*** Data excerpts
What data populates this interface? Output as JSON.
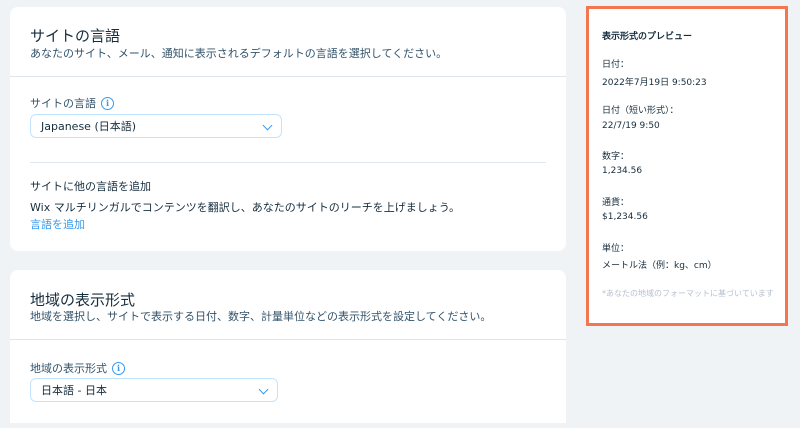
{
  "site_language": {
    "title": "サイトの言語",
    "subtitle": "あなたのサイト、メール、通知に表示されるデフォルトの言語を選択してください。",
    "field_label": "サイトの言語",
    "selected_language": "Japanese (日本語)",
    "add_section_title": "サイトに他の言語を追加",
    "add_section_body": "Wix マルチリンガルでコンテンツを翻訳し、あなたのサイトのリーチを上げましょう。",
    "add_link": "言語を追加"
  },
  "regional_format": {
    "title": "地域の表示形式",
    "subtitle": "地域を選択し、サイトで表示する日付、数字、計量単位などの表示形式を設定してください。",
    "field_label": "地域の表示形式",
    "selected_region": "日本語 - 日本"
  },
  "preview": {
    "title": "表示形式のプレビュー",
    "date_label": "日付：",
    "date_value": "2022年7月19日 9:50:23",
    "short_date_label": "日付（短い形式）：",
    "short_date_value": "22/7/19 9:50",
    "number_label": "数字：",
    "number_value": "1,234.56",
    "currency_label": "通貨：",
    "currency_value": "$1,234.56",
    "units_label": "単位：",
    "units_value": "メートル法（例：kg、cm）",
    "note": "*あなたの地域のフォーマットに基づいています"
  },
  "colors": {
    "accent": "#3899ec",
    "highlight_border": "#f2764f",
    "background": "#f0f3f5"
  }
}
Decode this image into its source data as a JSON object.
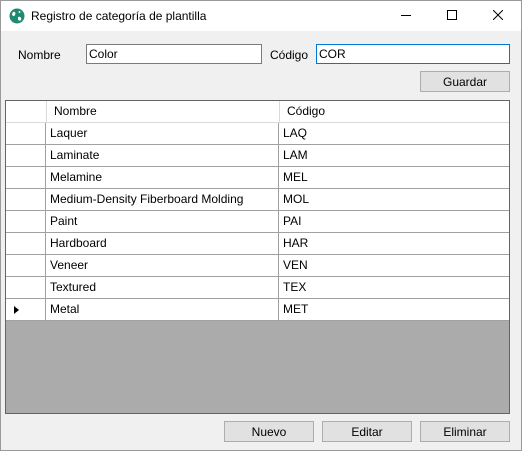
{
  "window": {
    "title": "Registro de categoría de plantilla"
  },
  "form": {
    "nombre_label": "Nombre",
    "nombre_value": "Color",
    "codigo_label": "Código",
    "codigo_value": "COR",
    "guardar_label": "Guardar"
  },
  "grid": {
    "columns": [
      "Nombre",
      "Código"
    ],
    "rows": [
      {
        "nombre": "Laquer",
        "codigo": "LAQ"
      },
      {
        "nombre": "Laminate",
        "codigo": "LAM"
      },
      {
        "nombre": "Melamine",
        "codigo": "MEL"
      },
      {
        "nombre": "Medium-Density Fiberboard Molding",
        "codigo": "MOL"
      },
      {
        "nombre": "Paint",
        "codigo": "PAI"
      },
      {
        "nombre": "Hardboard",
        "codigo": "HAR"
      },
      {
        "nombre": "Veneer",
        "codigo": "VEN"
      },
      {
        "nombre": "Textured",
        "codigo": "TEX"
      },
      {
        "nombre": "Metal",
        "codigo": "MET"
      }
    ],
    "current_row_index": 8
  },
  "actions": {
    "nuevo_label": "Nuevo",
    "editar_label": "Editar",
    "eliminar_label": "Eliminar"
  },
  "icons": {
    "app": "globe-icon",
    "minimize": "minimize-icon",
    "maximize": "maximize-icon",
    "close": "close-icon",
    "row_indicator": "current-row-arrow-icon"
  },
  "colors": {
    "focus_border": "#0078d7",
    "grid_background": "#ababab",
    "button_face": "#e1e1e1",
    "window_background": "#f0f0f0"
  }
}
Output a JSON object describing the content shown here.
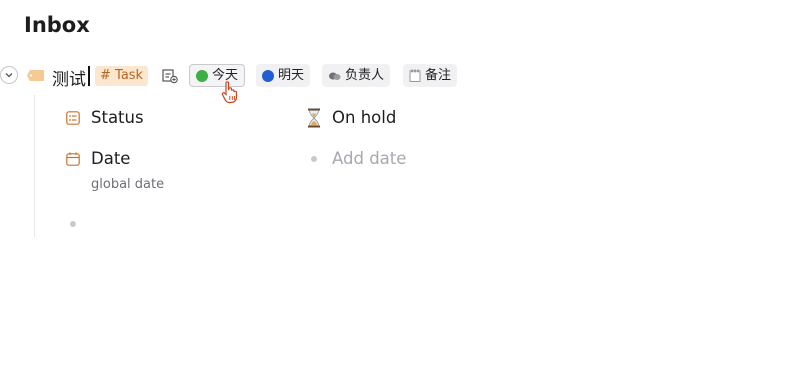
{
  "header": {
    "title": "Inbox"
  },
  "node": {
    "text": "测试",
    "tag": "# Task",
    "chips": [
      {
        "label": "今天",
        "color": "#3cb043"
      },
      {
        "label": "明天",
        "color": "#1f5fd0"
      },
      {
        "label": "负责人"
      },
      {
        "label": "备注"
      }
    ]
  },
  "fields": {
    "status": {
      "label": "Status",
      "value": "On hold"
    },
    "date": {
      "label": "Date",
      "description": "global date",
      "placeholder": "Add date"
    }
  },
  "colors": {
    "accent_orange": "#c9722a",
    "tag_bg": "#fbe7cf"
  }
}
******
*** Data excerpts
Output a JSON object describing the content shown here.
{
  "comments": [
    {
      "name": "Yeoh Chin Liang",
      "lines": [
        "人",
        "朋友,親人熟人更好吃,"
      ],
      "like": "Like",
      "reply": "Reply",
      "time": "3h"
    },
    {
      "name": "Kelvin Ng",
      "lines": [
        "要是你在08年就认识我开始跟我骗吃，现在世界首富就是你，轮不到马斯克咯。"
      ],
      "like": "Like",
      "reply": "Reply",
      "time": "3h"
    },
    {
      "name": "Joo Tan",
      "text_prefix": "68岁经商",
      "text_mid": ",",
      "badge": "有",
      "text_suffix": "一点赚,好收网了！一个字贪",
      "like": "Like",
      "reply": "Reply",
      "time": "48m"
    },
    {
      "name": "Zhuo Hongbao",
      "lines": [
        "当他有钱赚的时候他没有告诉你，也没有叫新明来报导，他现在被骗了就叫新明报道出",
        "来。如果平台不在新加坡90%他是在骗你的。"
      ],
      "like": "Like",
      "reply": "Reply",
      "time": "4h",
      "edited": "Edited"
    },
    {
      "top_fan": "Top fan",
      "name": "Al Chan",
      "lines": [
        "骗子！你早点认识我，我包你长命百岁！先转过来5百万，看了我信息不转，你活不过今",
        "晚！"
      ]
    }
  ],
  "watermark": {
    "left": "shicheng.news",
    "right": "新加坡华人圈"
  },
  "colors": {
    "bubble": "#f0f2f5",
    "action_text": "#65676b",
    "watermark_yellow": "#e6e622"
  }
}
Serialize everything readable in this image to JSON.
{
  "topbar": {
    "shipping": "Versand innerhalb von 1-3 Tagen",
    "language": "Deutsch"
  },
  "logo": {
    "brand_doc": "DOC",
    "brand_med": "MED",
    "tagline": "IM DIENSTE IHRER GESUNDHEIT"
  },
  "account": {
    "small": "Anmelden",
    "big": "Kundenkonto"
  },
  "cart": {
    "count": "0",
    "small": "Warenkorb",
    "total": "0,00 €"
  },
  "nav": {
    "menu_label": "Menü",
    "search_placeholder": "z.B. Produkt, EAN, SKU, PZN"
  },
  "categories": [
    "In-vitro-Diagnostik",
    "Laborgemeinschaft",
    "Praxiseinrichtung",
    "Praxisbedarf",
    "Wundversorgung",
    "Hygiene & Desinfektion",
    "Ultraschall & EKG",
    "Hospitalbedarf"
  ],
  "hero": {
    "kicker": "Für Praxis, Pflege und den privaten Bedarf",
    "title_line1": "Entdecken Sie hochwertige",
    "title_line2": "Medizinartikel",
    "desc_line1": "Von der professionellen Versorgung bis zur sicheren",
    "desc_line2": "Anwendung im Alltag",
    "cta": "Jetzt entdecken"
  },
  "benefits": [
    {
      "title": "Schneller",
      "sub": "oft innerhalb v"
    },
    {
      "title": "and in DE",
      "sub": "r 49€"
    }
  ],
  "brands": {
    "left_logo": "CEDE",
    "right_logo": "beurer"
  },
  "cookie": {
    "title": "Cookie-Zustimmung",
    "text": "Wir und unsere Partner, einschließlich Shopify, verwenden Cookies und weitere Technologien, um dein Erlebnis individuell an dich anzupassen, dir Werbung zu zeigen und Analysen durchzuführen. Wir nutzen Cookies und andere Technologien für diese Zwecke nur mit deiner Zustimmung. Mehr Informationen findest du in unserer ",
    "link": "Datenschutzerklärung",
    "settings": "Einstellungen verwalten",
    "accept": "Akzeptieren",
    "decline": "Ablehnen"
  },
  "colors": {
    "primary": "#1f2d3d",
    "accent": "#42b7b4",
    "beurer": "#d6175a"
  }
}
******
**Requirement:**
Copy each line of the records above that carries the word "innerhalb".

**In response:**
    "shipping": "Versand innerhalb von 1-3 Tagen",
      "sub": "oft innerhalb v"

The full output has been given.